- _TASK TO CARRY OUT_
Quote, character for character, the lines in the items that begin with the line containing "bar — [137, 159, 206, 171]" and run through the line containing "value-label: 6.0 — [224, 74, 242, 89]", including both of those lines.

·····

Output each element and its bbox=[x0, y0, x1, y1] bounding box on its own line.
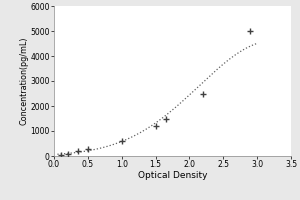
X-axis label: Optical Density: Optical Density bbox=[138, 171, 207, 180]
Y-axis label: Concentration(pg/mL): Concentration(pg/mL) bbox=[20, 37, 29, 125]
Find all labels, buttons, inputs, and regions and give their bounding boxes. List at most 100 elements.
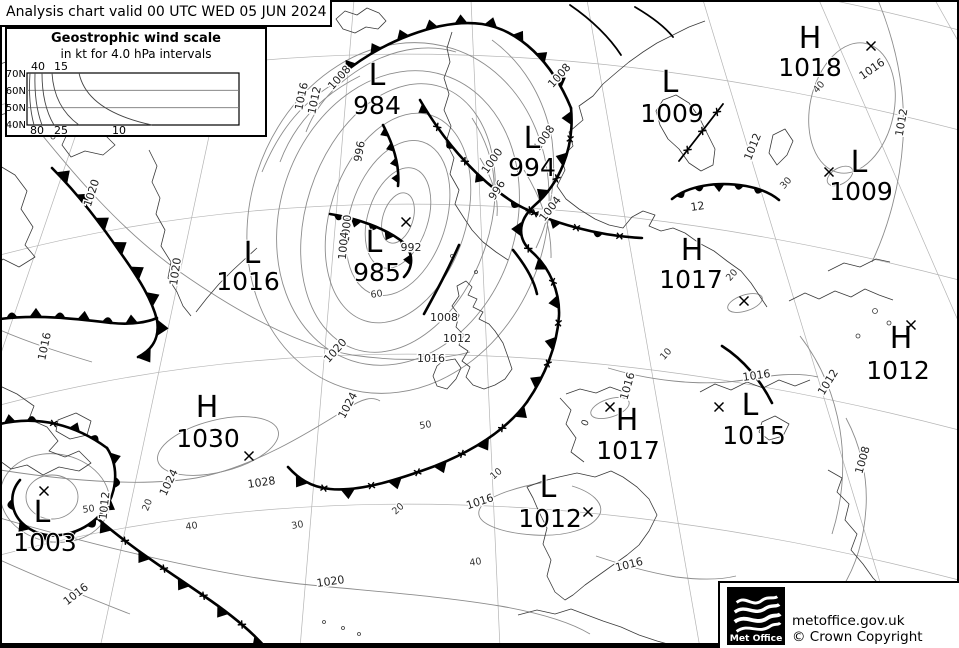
cold-front-triangle bbox=[475, 172, 485, 183]
pressure-center-letter: L bbox=[524, 121, 541, 156]
wind-scale-top-15: 15 bbox=[54, 60, 68, 73]
warm-front-semicircle bbox=[510, 201, 520, 208]
warm-front-semicircle bbox=[675, 191, 685, 198]
cold-front-triangle bbox=[514, 405, 527, 419]
cold-front-triangle bbox=[389, 157, 398, 168]
pressure-center-value: 1015 bbox=[722, 421, 786, 450]
isobar-label: 996 bbox=[351, 140, 367, 163]
warm-front-semicircle bbox=[753, 187, 764, 194]
cold-front-triangle bbox=[433, 461, 447, 474]
pressure-center-letter: L bbox=[742, 388, 759, 423]
wind-scale-lat-60n: 60N bbox=[7, 86, 26, 97]
cold-front-triangle bbox=[380, 127, 389, 137]
wind-scale-bottom-10: 10 bbox=[112, 124, 126, 135]
isobar-label: 1016 bbox=[614, 555, 644, 574]
graticule-label: 20 bbox=[140, 497, 155, 512]
cold-front-triangle bbox=[554, 76, 566, 88]
cold-front-triangle bbox=[484, 17, 497, 28]
pressure-center-value: 1016 bbox=[216, 267, 280, 296]
isobar-label: 1012 bbox=[893, 107, 911, 137]
graticule-label: 20 bbox=[390, 501, 406, 517]
front-cross-tick bbox=[530, 209, 540, 218]
cold-front-triangle bbox=[530, 376, 543, 389]
cold-front-triangle bbox=[157, 319, 169, 336]
wind-scale-subtitle: in kt for 4.0 hPa intervals bbox=[60, 47, 212, 61]
pressure-center-value: 1009 bbox=[640, 99, 704, 128]
pressure-center-letter: L bbox=[662, 65, 679, 100]
met-office-waves-icon: Met Office bbox=[730, 595, 782, 644]
front-cross-tick bbox=[543, 359, 552, 368]
front-cross-tick bbox=[552, 174, 561, 183]
isobar-label: 1016 bbox=[35, 331, 54, 361]
graticule-label: 10 bbox=[488, 466, 504, 482]
pressure-center-letter: H bbox=[799, 21, 822, 56]
front-cross-tick bbox=[712, 107, 722, 117]
graticule-label: 0 bbox=[579, 418, 591, 428]
wind-scale-panel: Geostrophic wind scale in kt for 4.0 hPa… bbox=[5, 27, 267, 137]
isobar-label: 1016 bbox=[61, 581, 91, 608]
warm-front-semicircle bbox=[26, 416, 37, 421]
cold-front bbox=[50, 166, 159, 359]
wind-scale-graph: 70N 60N 50N 40N 40 15 80 25 10 bbox=[7, 60, 240, 135]
cold-front-triangle bbox=[512, 30, 524, 42]
front-symbols bbox=[4, 14, 764, 648]
cold-front-triangle bbox=[345, 60, 357, 72]
graticule-label: 60 bbox=[370, 288, 384, 301]
wind-scale-lat-40n: 40N bbox=[7, 120, 26, 131]
isobar-label: 1024 bbox=[336, 390, 361, 421]
warm-front-semicircle bbox=[334, 214, 344, 221]
wind-scale-bottom-25: 25 bbox=[54, 124, 68, 135]
isobar-label: 1012 bbox=[97, 491, 113, 520]
front-cross-tick bbox=[554, 319, 563, 327]
fronts bbox=[0, 4, 781, 648]
cold-front-triangle bbox=[386, 142, 395, 152]
pressure-center-cross bbox=[905, 319, 917, 331]
front-cross-tick bbox=[524, 244, 533, 253]
occluded-front bbox=[0, 419, 109, 450]
isobar-label: 1020 bbox=[167, 257, 184, 287]
warm-front-semicircle bbox=[593, 231, 603, 238]
front-cross-tick bbox=[199, 591, 208, 600]
cold-front-weakening bbox=[286, 400, 529, 491]
cold-front-triangle bbox=[548, 294, 560, 310]
wind-scale-lat-50n: 50N bbox=[7, 103, 26, 114]
warm-front-semicircle bbox=[400, 239, 408, 248]
cold-front-triangle bbox=[536, 52, 548, 63]
isobar-label: 996 bbox=[486, 178, 508, 203]
pressure-center-cross bbox=[243, 450, 255, 462]
warm-front-semicircle bbox=[86, 519, 97, 528]
isobar-label: 1008 bbox=[853, 445, 873, 475]
front-cross-tick bbox=[566, 135, 574, 143]
chart-title: Analysis chart valid 00 UTC WED 05 JUN 2… bbox=[6, 4, 327, 20]
pressure-center-value: 984 bbox=[353, 91, 401, 120]
front-cross-tick bbox=[460, 156, 470, 166]
pressure-center-letter: L bbox=[369, 58, 386, 93]
cold-front-triangle bbox=[544, 336, 557, 351]
isobar-label: 1008 bbox=[430, 311, 458, 324]
cold-front-triangle bbox=[125, 314, 139, 324]
pressure-center-letter: H bbox=[681, 233, 704, 268]
pressure-center-letter: L bbox=[244, 236, 261, 271]
front-cross-tick bbox=[615, 232, 624, 240]
cold-front-triangle bbox=[103, 499, 115, 511]
weakening-front bbox=[678, 103, 724, 162]
isobar-label: 1016 bbox=[618, 371, 638, 401]
cold-front-triangle bbox=[77, 310, 91, 321]
pressure-center-value: 1018 bbox=[778, 53, 842, 82]
cold-front-triangle bbox=[561, 110, 572, 126]
pressure-center-cross bbox=[604, 401, 616, 413]
graticule-label: 40 bbox=[469, 556, 483, 569]
front-cross-tick bbox=[492, 186, 502, 196]
warm-front-semicircle bbox=[446, 140, 454, 149]
graticule-label: 30 bbox=[291, 519, 305, 532]
cold-front-triangle bbox=[4, 414, 16, 423]
pressure-center-letter: L bbox=[366, 225, 383, 260]
chart-title-bar: Analysis chart valid 00 UTC WED 05 JUN 2… bbox=[0, 0, 332, 27]
cold-front-triangle bbox=[370, 43, 382, 55]
cold-front-triangle bbox=[350, 218, 362, 228]
cold-front-triangle bbox=[76, 193, 91, 207]
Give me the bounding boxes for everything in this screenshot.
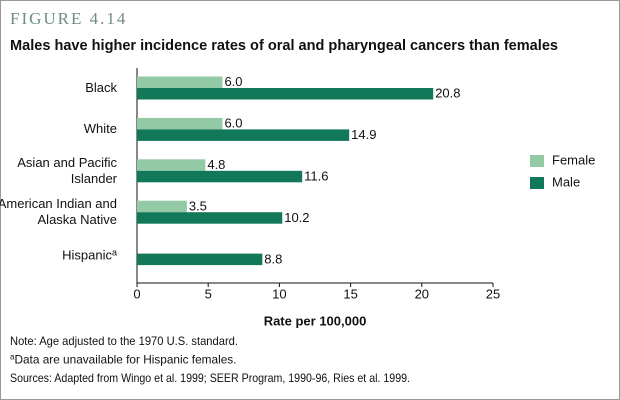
bar — [137, 159, 206, 171]
value-label: 14.9 — [351, 127, 376, 142]
x-axis-label: Rate per 100,000 — [264, 313, 367, 328]
bar — [137, 170, 303, 183]
x-tick-label: 15 — [343, 286, 357, 301]
x-tick-label: 25 — [486, 286, 500, 301]
footnote-mark: a — [111, 247, 117, 258]
legend-swatch — [530, 155, 544, 167]
note-text: Sources: Adapted from Wingo et al. 1999;… — [10, 371, 410, 385]
category-label: Asian and Pacific Islander — [0, 155, 117, 187]
value-label: 3.5 — [189, 198, 207, 213]
category-label: Black — [0, 80, 117, 96]
x-tick-label: 10 — [272, 286, 286, 301]
legend-swatch — [530, 177, 544, 189]
note-text: Note: Age adjusted to the 1970 U.S. stan… — [10, 334, 238, 348]
bar — [137, 200, 187, 213]
x-tick-label: 5 — [205, 286, 212, 301]
legend-label: Male — [552, 174, 580, 189]
value-label: 6.0 — [224, 74, 242, 89]
bar — [137, 88, 434, 100]
value-label: 4.8 — [207, 157, 225, 172]
category-text: Black — [85, 80, 117, 95]
value-label: 10.2 — [284, 210, 309, 225]
x-tick-label: 20 — [415, 286, 429, 301]
category-text: Asian and Pacific Islander — [17, 154, 117, 186]
bar — [137, 212, 283, 224]
value-label: 6.0 — [224, 116, 242, 131]
x-tick-label: 0 — [133, 286, 140, 301]
note: Note: Age adjusted to the 1970 U.S. stan… — [10, 334, 238, 348]
category-label: Hispanica — [0, 244, 117, 263]
category-label: White — [0, 121, 117, 137]
category-text: White — [83, 121, 117, 137]
value-label: 11.6 — [304, 168, 328, 183]
bar — [137, 76, 223, 88]
footnote-mark: a — [10, 353, 15, 362]
value-label: 20.8 — [435, 86, 460, 101]
category-text: American Indian and Alaska Native — [0, 196, 117, 228]
legend-label: Female — [552, 152, 595, 167]
bar — [137, 117, 223, 130]
category-text: Hispanic — [62, 247, 112, 263]
note: aData are unavailable for Hispanic femal… — [10, 353, 236, 367]
note-text: Data are unavailable for Hispanic female… — [14, 353, 236, 367]
note: Sources: Adapted from Wingo et al. 1999;… — [10, 371, 410, 385]
value-label: 8.8 — [264, 251, 282, 266]
category-label: American Indian and Alaska Native — [0, 196, 117, 228]
chart-title: Males have higher incidence rates of ora… — [10, 37, 558, 54]
figure-label: FIGURE 4.14 — [10, 9, 127, 28]
bar — [137, 253, 263, 266]
bar — [137, 129, 350, 141]
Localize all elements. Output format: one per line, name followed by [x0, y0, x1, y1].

·····

- _THE ANSWER_
bar — [137, 159, 206, 171]
value-label: 14.9 — [351, 127, 376, 142]
x-axis-label: Rate per 100,000 — [264, 313, 367, 328]
bar — [137, 170, 303, 183]
x-tick-label: 15 — [343, 286, 357, 301]
x-tick-label: 25 — [486, 286, 500, 301]
footnote-mark: a — [111, 247, 117, 258]
legend-swatch — [530, 155, 544, 167]
note-text: Sources: Adapted from Wingo et al. 1999;… — [10, 371, 410, 385]
category-label: Asian and Pacific Islander — [0, 155, 117, 187]
value-label: 3.5 — [189, 198, 207, 213]
category-label: Black — [0, 80, 117, 96]
x-tick-label: 10 — [272, 286, 286, 301]
legend-swatch — [530, 177, 544, 189]
note-text: Note: Age adjusted to the 1970 U.S. stan… — [10, 334, 238, 348]
bar — [137, 200, 187, 213]
x-tick-label: 5 — [205, 286, 212, 301]
legend-label: Male — [552, 174, 580, 189]
value-label: 6.0 — [224, 74, 242, 89]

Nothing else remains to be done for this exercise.